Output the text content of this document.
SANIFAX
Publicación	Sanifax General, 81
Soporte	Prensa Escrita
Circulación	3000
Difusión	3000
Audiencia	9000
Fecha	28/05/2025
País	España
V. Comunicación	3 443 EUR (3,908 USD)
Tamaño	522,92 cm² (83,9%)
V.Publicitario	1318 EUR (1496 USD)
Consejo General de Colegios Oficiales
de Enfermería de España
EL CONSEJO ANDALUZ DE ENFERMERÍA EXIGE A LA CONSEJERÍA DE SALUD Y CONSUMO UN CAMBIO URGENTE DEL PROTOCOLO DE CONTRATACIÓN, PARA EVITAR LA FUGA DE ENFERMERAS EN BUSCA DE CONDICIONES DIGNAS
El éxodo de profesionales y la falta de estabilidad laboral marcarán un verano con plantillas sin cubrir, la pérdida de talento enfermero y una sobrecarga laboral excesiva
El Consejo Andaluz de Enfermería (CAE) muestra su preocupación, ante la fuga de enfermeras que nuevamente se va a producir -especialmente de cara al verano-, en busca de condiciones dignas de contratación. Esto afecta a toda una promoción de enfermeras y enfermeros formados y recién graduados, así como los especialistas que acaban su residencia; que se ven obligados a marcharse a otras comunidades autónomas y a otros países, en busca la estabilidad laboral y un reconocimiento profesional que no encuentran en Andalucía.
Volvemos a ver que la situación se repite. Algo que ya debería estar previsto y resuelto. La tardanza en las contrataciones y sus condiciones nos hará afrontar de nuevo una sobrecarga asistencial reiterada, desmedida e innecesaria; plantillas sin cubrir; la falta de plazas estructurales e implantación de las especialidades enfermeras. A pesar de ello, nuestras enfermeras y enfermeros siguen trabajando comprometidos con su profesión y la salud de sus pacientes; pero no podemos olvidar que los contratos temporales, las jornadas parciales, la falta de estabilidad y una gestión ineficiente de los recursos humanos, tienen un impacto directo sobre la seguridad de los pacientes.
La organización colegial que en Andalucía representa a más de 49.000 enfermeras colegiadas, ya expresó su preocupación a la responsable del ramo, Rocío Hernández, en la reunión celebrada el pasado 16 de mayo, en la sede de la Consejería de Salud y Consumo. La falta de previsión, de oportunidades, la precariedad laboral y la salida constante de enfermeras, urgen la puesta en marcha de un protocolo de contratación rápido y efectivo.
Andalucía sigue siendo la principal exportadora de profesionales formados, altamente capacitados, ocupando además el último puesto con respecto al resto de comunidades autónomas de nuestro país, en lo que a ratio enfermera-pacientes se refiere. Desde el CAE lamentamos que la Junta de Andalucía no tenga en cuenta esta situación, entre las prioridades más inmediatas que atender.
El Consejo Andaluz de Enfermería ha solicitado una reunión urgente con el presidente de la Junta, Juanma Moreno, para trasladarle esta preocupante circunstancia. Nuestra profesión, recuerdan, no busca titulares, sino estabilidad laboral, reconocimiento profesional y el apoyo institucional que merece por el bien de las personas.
····················
§ **GIVEN TASK**: Using the listing, collect all lines in which the string "España" is found.

§ **FULL SOLUTION**:
País	España
de Enfermería de España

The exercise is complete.